Entries from a dataset:
*-*-*
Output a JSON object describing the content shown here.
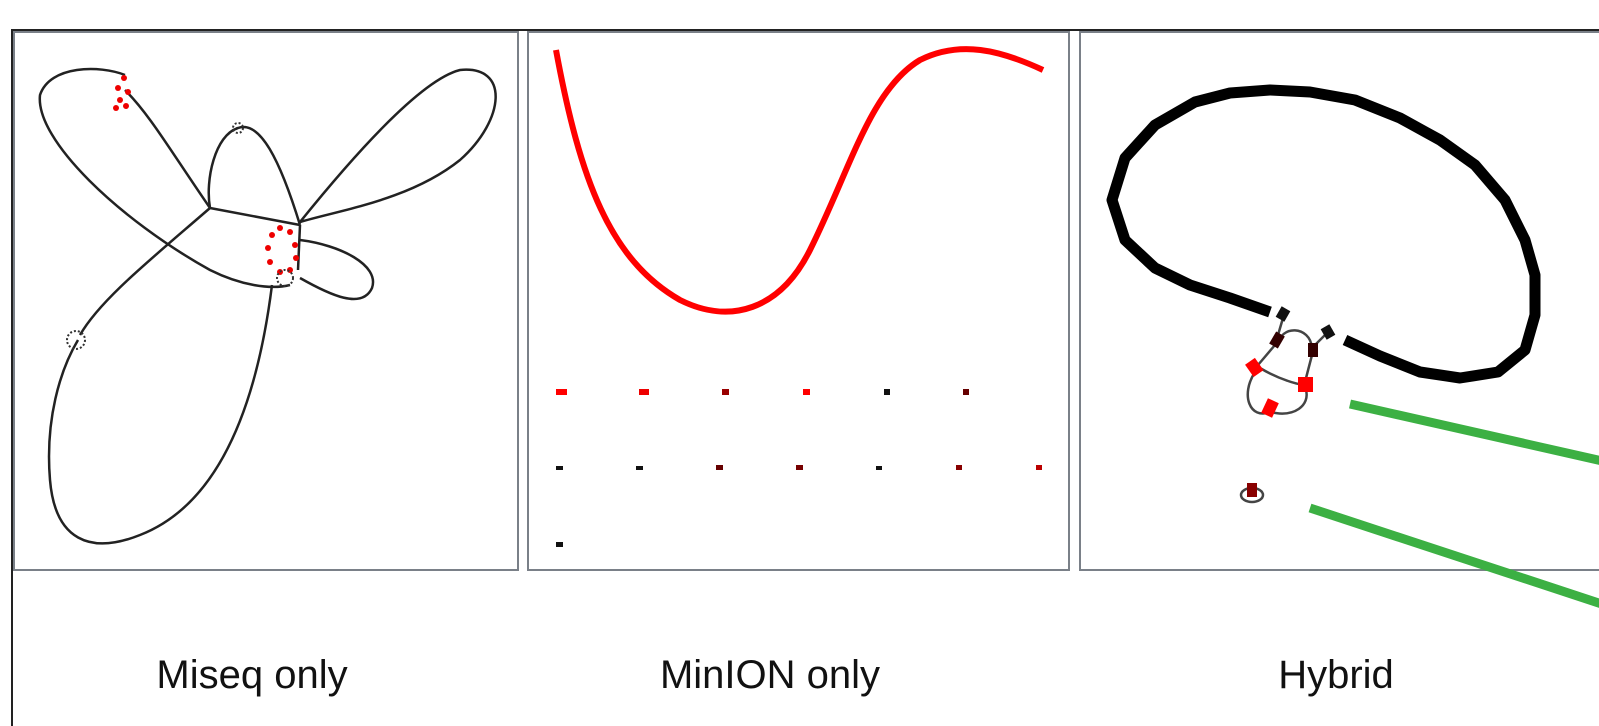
{
  "panels": [
    {
      "label": "Miseq only"
    },
    {
      "label": "MinION only"
    },
    {
      "label": "Hybrid"
    }
  ]
}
*-*-*
Problem — Skip the pictures and transcribe the rest of the records exactly.

Finished exercise —
Output a JSON object describing the content shown here.
{
  "panels": [
    {
      "label": "Miseq only"
    },
    {
      "label": "MinION only"
    },
    {
      "label": "Hybrid"
    }
  ]
}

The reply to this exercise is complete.